### [Given exercise]
Report back each line of the records that contains the string "title".

[start]

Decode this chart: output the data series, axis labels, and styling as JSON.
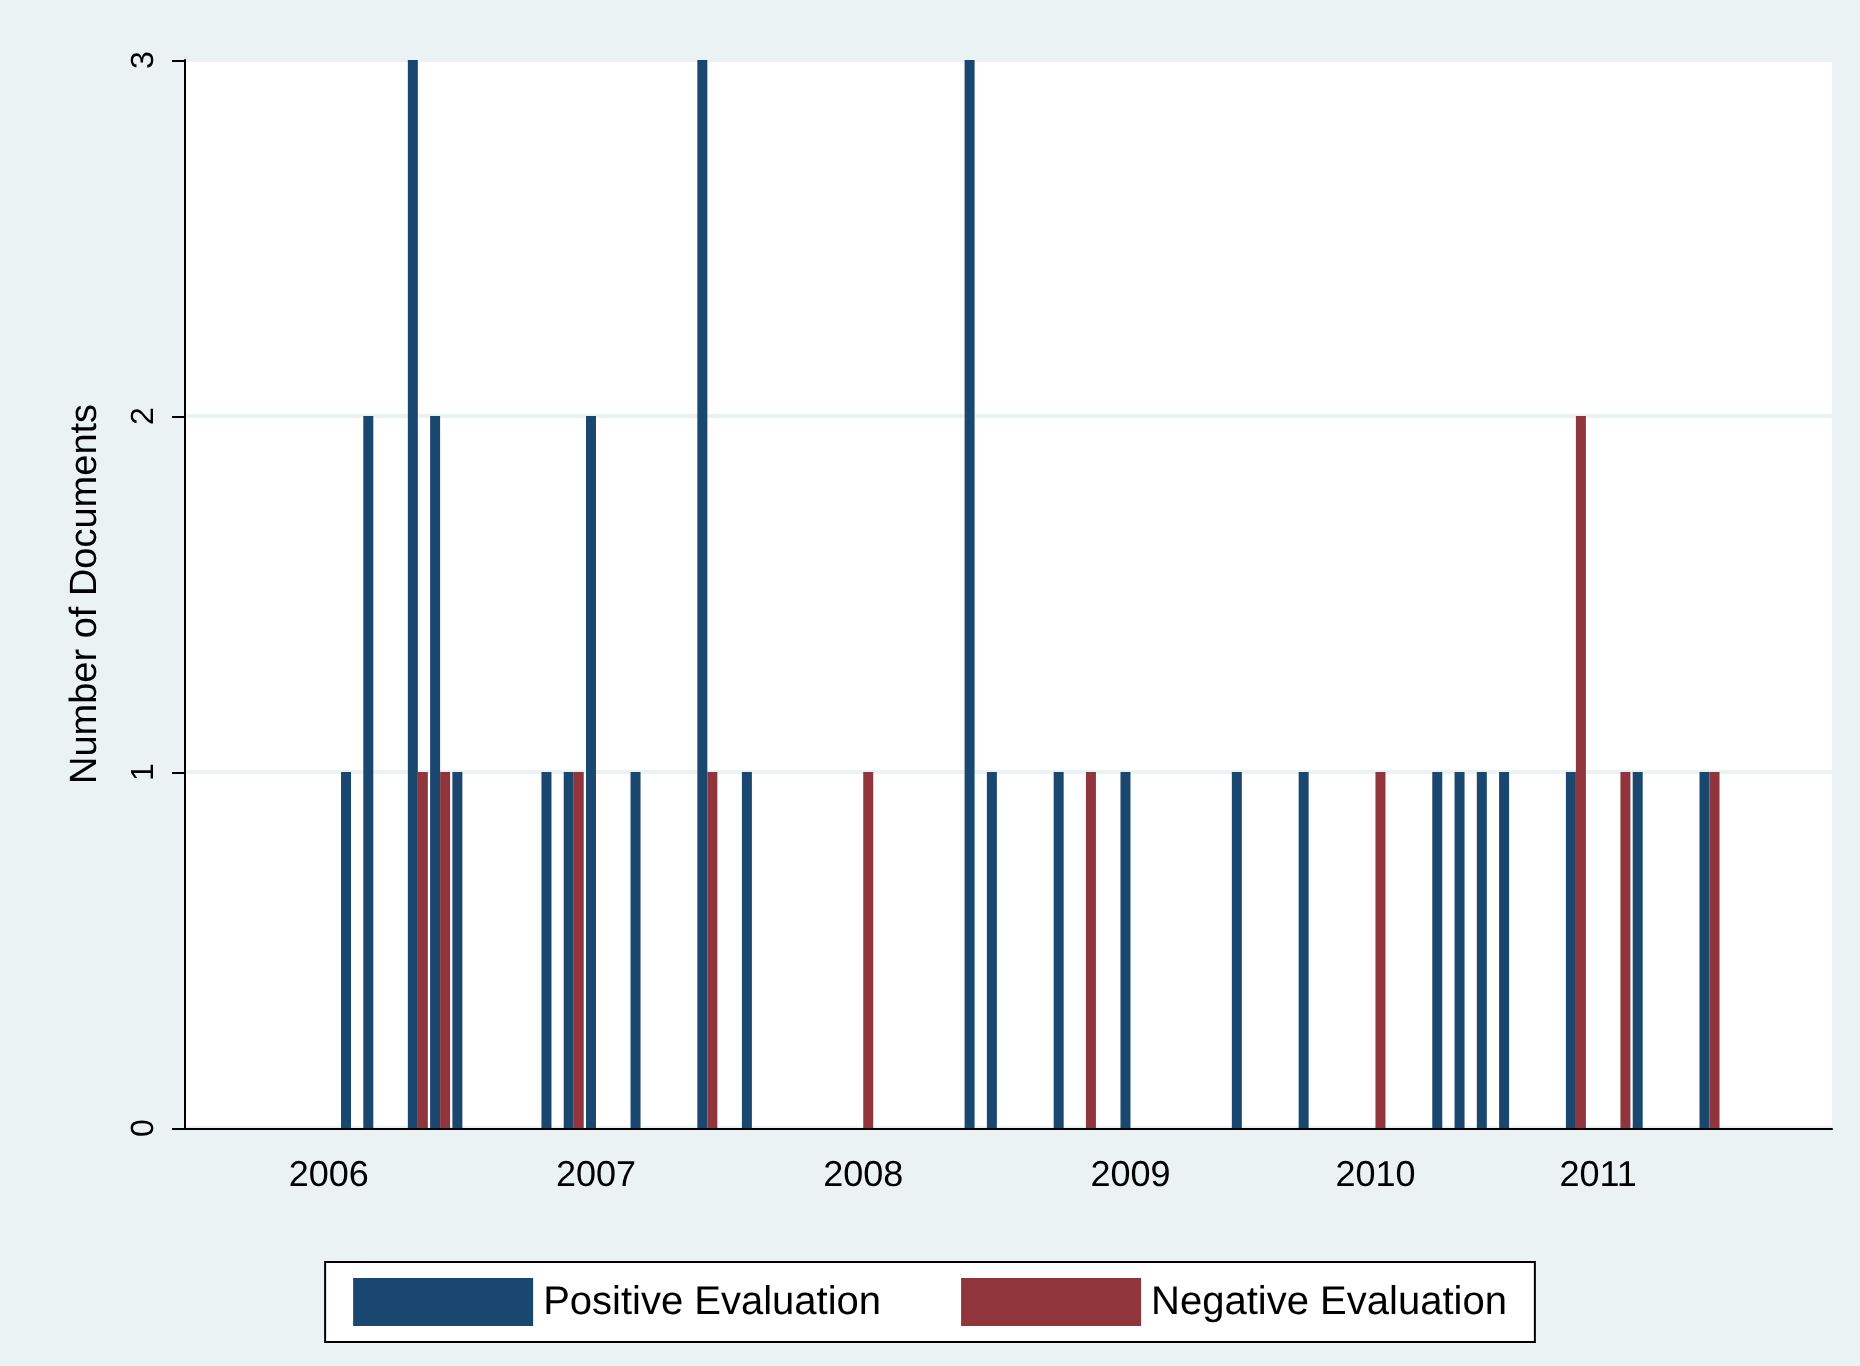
{
  "chart_data": {
    "type": "bar",
    "ylabel": "Number of Documents",
    "categories": [
      null,
      null,
      null,
      null,
      null,
      null,
      "2006",
      null,
      null,
      null,
      null,
      null,
      null,
      null,
      null,
      null,
      null,
      null,
      "2007",
      null,
      null,
      null,
      null,
      null,
      null,
      null,
      null,
      null,
      null,
      null,
      "2008",
      null,
      null,
      null,
      null,
      null,
      null,
      null,
      null,
      null,
      null,
      null,
      "2009",
      null,
      null,
      null,
      null,
      null,
      null,
      null,
      null,
      null,
      null,
      "2010",
      null,
      null,
      null,
      null,
      null,
      null,
      null,
      null,
      null,
      "2011",
      null,
      null,
      null,
      null,
      null,
      null,
      null,
      null,
      null,
      null
    ],
    "ylim": [
      0,
      3
    ],
    "yticks": [
      0,
      1,
      2,
      3
    ],
    "grid": "y",
    "legend": "bottom",
    "series": [
      {
        "name": "Positive Evaluation",
        "color": "#1a476f",
        "values": [
          null,
          null,
          null,
          null,
          null,
          null,
          null,
          1,
          2,
          null,
          3,
          2,
          1,
          null,
          null,
          null,
          1,
          1,
          2,
          null,
          1,
          null,
          null,
          3,
          null,
          1,
          null,
          null,
          null,
          null,
          null,
          null,
          null,
          null,
          null,
          3,
          1,
          null,
          null,
          1,
          null,
          null,
          1,
          null,
          null,
          null,
          null,
          1,
          null,
          null,
          1,
          null,
          null,
          null,
          null,
          null,
          1,
          1,
          1,
          1,
          null,
          null,
          1,
          null,
          null,
          1,
          null,
          null,
          1,
          null,
          null,
          null,
          null,
          null
        ]
      },
      {
        "name": "Negative Evaluation",
        "color": "#90353b",
        "values": [
          null,
          null,
          null,
          null,
          null,
          null,
          null,
          null,
          null,
          null,
          1,
          1,
          null,
          null,
          null,
          null,
          null,
          1,
          null,
          null,
          null,
          null,
          null,
          1,
          null,
          null,
          null,
          null,
          null,
          null,
          1,
          null,
          null,
          null,
          null,
          null,
          null,
          null,
          null,
          null,
          1,
          null,
          null,
          null,
          null,
          null,
          null,
          null,
          null,
          null,
          null,
          null,
          null,
          1,
          null,
          null,
          null,
          null,
          null,
          null,
          null,
          null,
          2,
          null,
          1,
          null,
          null,
          null,
          1,
          null,
          null,
          null,
          null,
          null
        ]
      }
    ]
  }
}
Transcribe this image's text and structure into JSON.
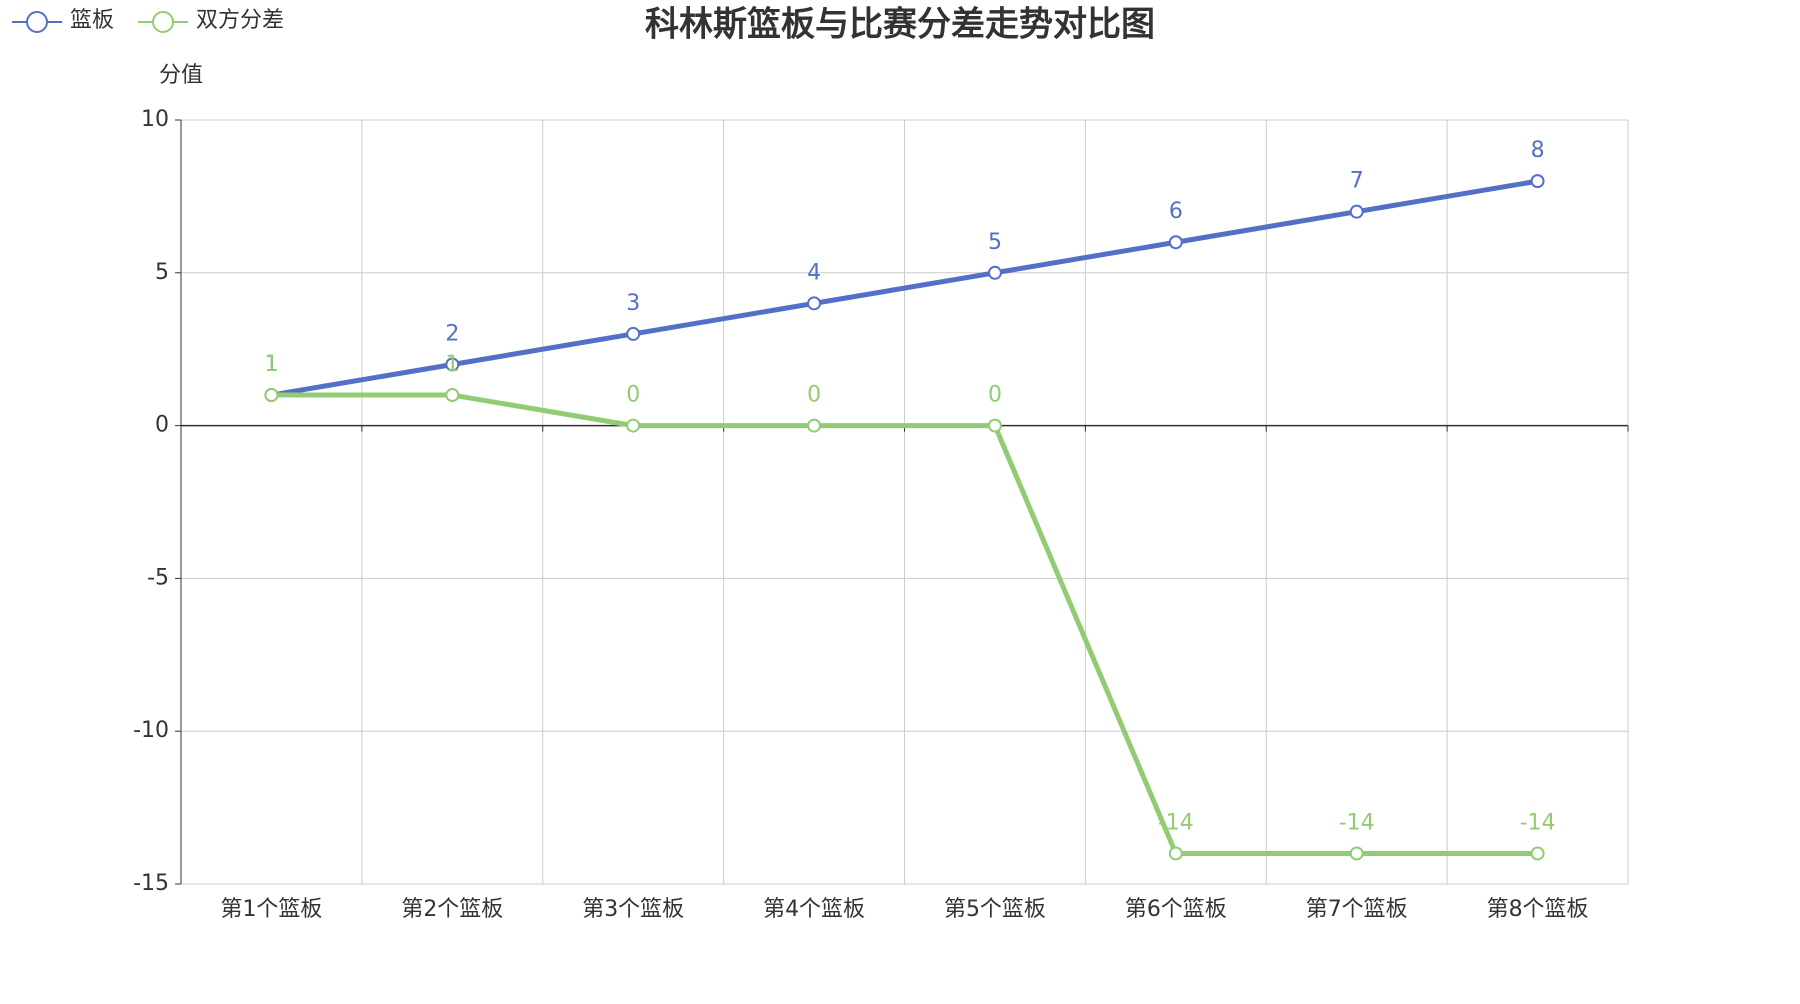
{
  "chart_data": {
    "type": "line",
    "title": "科林斯篮板与比赛分差走势对比图",
    "y_label": "分值",
    "categories": [
      "第1个篮板",
      "第2个篮板",
      "第3个篮板",
      "第4个篮板",
      "第5个篮板",
      "第6个篮板",
      "第7个篮板",
      "第8个篮板"
    ],
    "series": [
      {
        "name": "篮板",
        "color": "#5470c6",
        "values": [
          1,
          2,
          3,
          4,
          5,
          6,
          7,
          8
        ]
      },
      {
        "name": "双方分差",
        "color": "#91cc75",
        "values": [
          1,
          1,
          0,
          0,
          0,
          -14,
          -14,
          -14
        ]
      }
    ],
    "ylim": [
      -15,
      10
    ],
    "yticks": [
      -15,
      -10,
      -5,
      0,
      5,
      10
    ],
    "grid": true
  }
}
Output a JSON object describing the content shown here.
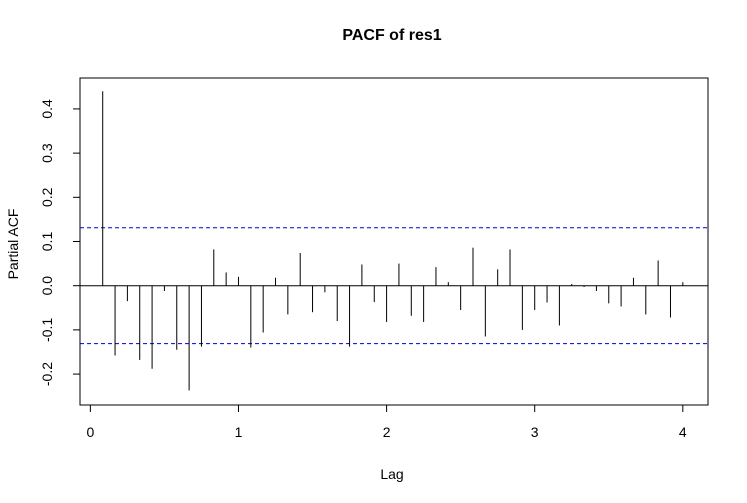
{
  "chart_data": {
    "type": "bar",
    "title": "PACF of res1",
    "xlabel": "Lag",
    "ylabel": "Partial ACF",
    "xlim": [
      -0.07,
      4.17
    ],
    "ylim": [
      -0.27,
      0.47
    ],
    "x_ticks": [
      0,
      1,
      2,
      3,
      4
    ],
    "y_ticks": [
      -0.2,
      -0.1,
      0.0,
      0.1,
      0.2,
      0.3,
      0.4
    ],
    "confidence_band": 0.131,
    "colors": {
      "bars": "#000000",
      "band": "#0000cc",
      "zero_line": "#000000"
    },
    "x": [
      0.0833,
      0.1667,
      0.25,
      0.3333,
      0.4167,
      0.5,
      0.5833,
      0.6667,
      0.75,
      0.8333,
      0.9167,
      1.0,
      1.0833,
      1.1667,
      1.25,
      1.3333,
      1.4167,
      1.5,
      1.5833,
      1.6667,
      1.75,
      1.8333,
      1.9167,
      2.0,
      2.0833,
      2.1667,
      2.25,
      2.3333,
      2.4167,
      2.5,
      2.5833,
      2.6667,
      2.75,
      2.8333,
      2.9167,
      3.0,
      3.0833,
      3.1667,
      3.25,
      3.3333,
      3.4167,
      3.5,
      3.5833,
      3.6667,
      3.75,
      3.8333,
      3.9167,
      4.0
    ],
    "values": [
      0.44,
      -0.158,
      -0.035,
      -0.168,
      -0.188,
      -0.012,
      -0.145,
      -0.237,
      -0.138,
      0.082,
      0.03,
      0.02,
      -0.14,
      -0.106,
      0.018,
      -0.065,
      0.074,
      -0.06,
      -0.015,
      -0.08,
      -0.138,
      0.048,
      -0.037,
      -0.082,
      0.05,
      -0.068,
      -0.082,
      0.042,
      0.008,
      -0.055,
      0.086,
      -0.115,
      0.037,
      0.082,
      -0.1,
      -0.055,
      -0.038,
      -0.09,
      0.004,
      -0.003,
      -0.012,
      -0.04,
      -0.047,
      0.018,
      -0.065,
      0.057,
      -0.072,
      0.008
    ]
  }
}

[end]

### [Final result]
    "title": "科林斯篮板与比赛分差走势对比图",
    "title": "PACF of res1",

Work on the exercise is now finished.